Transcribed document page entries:
──────────────────────────────

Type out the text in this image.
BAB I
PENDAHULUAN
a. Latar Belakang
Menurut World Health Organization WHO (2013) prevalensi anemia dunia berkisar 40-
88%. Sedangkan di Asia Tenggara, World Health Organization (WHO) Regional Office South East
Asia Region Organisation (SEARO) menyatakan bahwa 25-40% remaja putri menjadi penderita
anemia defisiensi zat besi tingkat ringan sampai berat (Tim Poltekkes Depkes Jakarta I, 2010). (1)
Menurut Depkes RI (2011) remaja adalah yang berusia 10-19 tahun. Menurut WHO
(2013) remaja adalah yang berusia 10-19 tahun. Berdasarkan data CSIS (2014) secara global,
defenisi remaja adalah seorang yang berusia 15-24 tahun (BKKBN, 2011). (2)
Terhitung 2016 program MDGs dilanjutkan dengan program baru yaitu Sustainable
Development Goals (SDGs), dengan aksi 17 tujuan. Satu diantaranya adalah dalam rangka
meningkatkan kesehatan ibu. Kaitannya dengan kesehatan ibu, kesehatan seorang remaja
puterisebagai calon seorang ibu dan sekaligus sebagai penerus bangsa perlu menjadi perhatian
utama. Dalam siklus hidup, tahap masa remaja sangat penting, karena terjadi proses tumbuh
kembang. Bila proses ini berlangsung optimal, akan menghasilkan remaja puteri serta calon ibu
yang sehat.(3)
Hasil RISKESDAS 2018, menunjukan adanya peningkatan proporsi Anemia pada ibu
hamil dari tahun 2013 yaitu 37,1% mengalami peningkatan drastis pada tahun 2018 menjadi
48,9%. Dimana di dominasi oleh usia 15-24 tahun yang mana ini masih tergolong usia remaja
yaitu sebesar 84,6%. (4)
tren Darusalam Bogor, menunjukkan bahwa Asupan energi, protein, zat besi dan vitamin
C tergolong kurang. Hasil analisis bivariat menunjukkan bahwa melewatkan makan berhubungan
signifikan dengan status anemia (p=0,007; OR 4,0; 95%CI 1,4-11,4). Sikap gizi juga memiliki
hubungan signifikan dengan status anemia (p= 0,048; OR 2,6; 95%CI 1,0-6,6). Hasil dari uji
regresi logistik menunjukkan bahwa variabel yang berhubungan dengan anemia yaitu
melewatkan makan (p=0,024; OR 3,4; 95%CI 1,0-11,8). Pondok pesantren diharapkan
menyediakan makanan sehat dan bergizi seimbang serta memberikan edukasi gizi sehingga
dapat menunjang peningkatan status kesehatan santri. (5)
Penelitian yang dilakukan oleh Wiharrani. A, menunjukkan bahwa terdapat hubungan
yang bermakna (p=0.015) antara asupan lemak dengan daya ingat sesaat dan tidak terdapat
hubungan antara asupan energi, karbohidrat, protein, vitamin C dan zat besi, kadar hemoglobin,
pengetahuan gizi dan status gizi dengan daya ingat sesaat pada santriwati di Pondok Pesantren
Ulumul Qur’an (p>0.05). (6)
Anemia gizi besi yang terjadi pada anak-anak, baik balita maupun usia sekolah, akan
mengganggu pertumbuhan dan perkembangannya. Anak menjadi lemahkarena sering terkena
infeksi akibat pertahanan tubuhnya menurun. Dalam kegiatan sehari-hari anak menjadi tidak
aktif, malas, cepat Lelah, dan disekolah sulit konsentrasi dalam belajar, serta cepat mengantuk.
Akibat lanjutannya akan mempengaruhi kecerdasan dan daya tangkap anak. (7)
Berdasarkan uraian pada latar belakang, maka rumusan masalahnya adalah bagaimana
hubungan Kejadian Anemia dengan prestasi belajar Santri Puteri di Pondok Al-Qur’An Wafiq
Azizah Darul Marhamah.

──────────────────────────────

All entries are to be printed once more, exactly as given.

Type out the text in this image.
BAB I
PENDAHULUAN
a. Latar Belakang
Menurut World Health Organization WHO (2013) prevalensi anemia dunia berkisar 40-
88%. Sedangkan di Asia Tenggara, World Health Organization (WHO) Regional Office South East
Asia Region Organisation (SEARO) menyatakan bahwa 25-40% remaja putri menjadi penderita
anemia defisiensi zat besi tingkat ringan sampai berat (Tim Poltekkes Depkes Jakarta I, 2010). (1)
Menurut Depkes RI (2011) remaja adalah yang berusia 10-19 tahun. Menurut WHO
(2013) remaja adalah yang berusia 10-19 tahun. Berdasarkan data CSIS (2014) secara global,
defenisi remaja adalah seorang yang berusia 15-24 tahun (BKKBN, 2011). (2)
Terhitung 2016 program MDGs dilanjutkan dengan program baru yaitu Sustainable
Development Goals (SDGs), dengan aksi 17 tujuan. Satu diantaranya adalah dalam rangka
meningkatkan kesehatan ibu. Kaitannya dengan kesehatan ibu, kesehatan seorang remaja
puterisebagai calon seorang ibu dan sekaligus sebagai penerus bangsa perlu menjadi perhatian
utama. Dalam siklus hidup, tahap masa remaja sangat penting, karena terjadi proses tumbuh
kembang. Bila proses ini berlangsung optimal, akan menghasilkan remaja puteri serta calon ibu
yang sehat.(3)
Hasil RISKESDAS 2018, menunjukan adanya peningkatan proporsi Anemia pada ibu
hamil dari tahun 2013 yaitu 37,1% mengalami peningkatan drastis pada tahun 2018 menjadi
48,9%. Dimana di dominasi oleh usia 15-24 tahun yang mana ini masih tergolong usia remaja
yaitu sebesar 84,6%. (4)
tren Darusalam Bogor, menunjukkan bahwa Asupan energi, protein, zat besi dan vitamin
C tergolong kurang. Hasil analisis bivariat menunjukkan bahwa melewatkan makan berhubungan
signifikan dengan status anemia (p=0,007; OR 4,0; 95%CI 1,4-11,4). Sikap gizi juga memiliki
hubungan signifikan dengan status anemia (p= 0,048; OR 2,6; 95%CI 1,0-6,6). Hasil dari uji
regresi logistik menunjukkan bahwa variabel yang berhubungan dengan anemia yaitu
melewatkan makan (p=0,024; OR 3,4; 95%CI 1,0-11,8). Pondok pesantren diharapkan
menyediakan makanan sehat dan bergizi seimbang serta memberikan edukasi gizi sehingga
dapat menunjang peningkatan status kesehatan santri. (5)
Penelitian yang dilakukan oleh Wiharrani. A, menunjukkan bahwa terdapat hubungan
yang bermakna (p=0.015) antara asupan lemak dengan daya ingat sesaat dan tidak terdapat
hubungan antara asupan energi, karbohidrat, protein, vitamin C dan zat besi, kadar hemoglobin,
pengetahuan gizi dan status gizi dengan daya ingat sesaat pada santriwati di Pondok Pesantren
Ulumul Qur’an (p>0.05). (6)
Anemia gizi besi yang terjadi pada anak-anak, baik balita maupun usia sekolah, akan
mengganggu pertumbuhan dan perkembangannya. Anak menjadi lemahkarena sering terkena
infeksi akibat pertahanan tubuhnya menurun. Dalam kegiatan sehari-hari anak menjadi tidak
aktif, malas, cepat Lelah, dan disekolah sulit konsentrasi dalam belajar, serta cepat mengantuk.
Akibat lanjutannya akan mempengaruhi kecerdasan dan daya tangkap anak. (7)
Berdasarkan uraian pada latar belakang, maka rumusan masalahnya adalah bagaimana
hubungan Kejadian Anemia dengan prestasi belajar Santri Puteri di Pondok Al-Qur’An Wafiq
Azizah Darul Marhamah.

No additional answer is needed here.